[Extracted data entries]

--- BEGIN ---

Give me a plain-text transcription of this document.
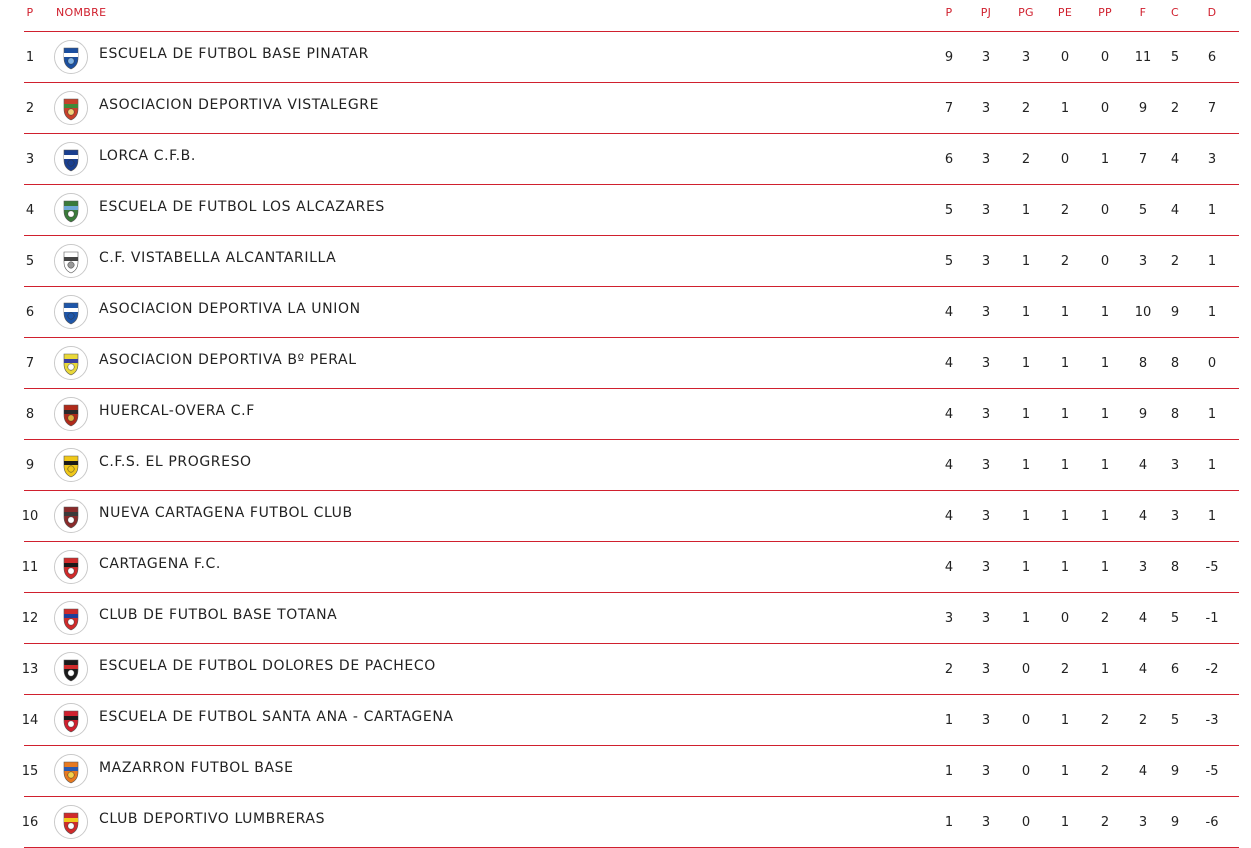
P	NOMBRE	P	PJ	PG	PE	PP	F	C	D
1	ESCUELA DE FUTBOL BASE PINATAR	9	3	3	0	0	11	5	6
2	ASOCIACION DEPORTIVA VISTALEGRE	7	3	2	1	0	9	2	7
3	LORCA C.F.B.	6	3	2	0	1	7	4	3
4	ESCUELA DE FUTBOL LOS ALCAZARES	5	3	1	2	0	5	4	1
5	C.F. VISTABELLA ALCANTARILLA	5	3	1	2	0	3	2	1
6	ASOCIACION DEPORTIVA LA UNION	4	3	1	1	1	10	9	1
7	ASOCIACION DEPORTIVA Bº PERAL	4	3	1	1	1	8	8	0
8	HUERCAL-OVERA C.F	4	3	1	1	1	9	8	1
9	C.F.S. EL PROGRESO	4	3	1	1	1	4	3	1
10	NUEVA CARTAGENA FUTBOL CLUB	4	3	1	1	1	4	3	1
11	CARTAGENA F.C.	4	3	1	1	1	3	8	-5
12	CLUB DE FUTBOL BASE TOTANA	3	3	1	0	2	4	5	-1
13	ESCUELA DE FUTBOL DOLORES DE PACHECO	2	3	0	2	1	4	6	-2
14	ESCUELA DE FUTBOL SANTA ANA - CARTAGENA	1	3	0	1	2	2	5	-3
15	MAZARRON FUTBOL BASE	1	3	0	1	2	4	9	-5
16	CLUB DEPORTIVO LUMBRERAS	1	3	0	1	2	3	9	-6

--- END ---

§ **What is being asked**
Exactly reproduce the entries above, minus the pictures.

§ **Reply to the task**
Give me a plain-text transcription of this document.
P	NOMBRE	P	PJ	PG	PE	PP	F	C	D
1	ESCUELA DE FUTBOL BASE PINATAR	9	3	3	0	0	11	5	6
2	ASOCIACION DEPORTIVA VISTALEGRE	7	3	2	1	0	9	2	7
3	LORCA C.F.B.	6	3	2	0	1	7	4	3
4	ESCUELA DE FUTBOL LOS ALCAZARES	5	3	1	2	0	5	4	1
5	C.F. VISTABELLA ALCANTARILLA	5	3	1	2	0	3	2	1
6	ASOCIACION DEPORTIVA LA UNION	4	3	1	1	1	10	9	1
7	ASOCIACION DEPORTIVA Bº PERAL	4	3	1	1	1	8	8	0
8	HUERCAL-OVERA C.F	4	3	1	1	1	9	8	1
9	C.F.S. EL PROGRESO	4	3	1	1	1	4	3	1
10	NUEVA CARTAGENA FUTBOL CLUB	4	3	1	1	1	4	3	1
11	CARTAGENA F.C.	4	3	1	1	1	3	8	-5
12	CLUB DE FUTBOL BASE TOTANA	3	3	1	0	2	4	5	-1
13	ESCUELA DE FUTBOL DOLORES DE PACHECO	2	3	0	2	1	4	6	-2
14	ESCUELA DE FUTBOL SANTA ANA - CARTAGENA	1	3	0	1	2	2	5	-3
15	MAZARRON FUTBOL BASE	1	3	0	1	2	4	9	-5
16	CLUB DEPORTIVO LUMBRERAS	1	3	0	1	2	3	9	-6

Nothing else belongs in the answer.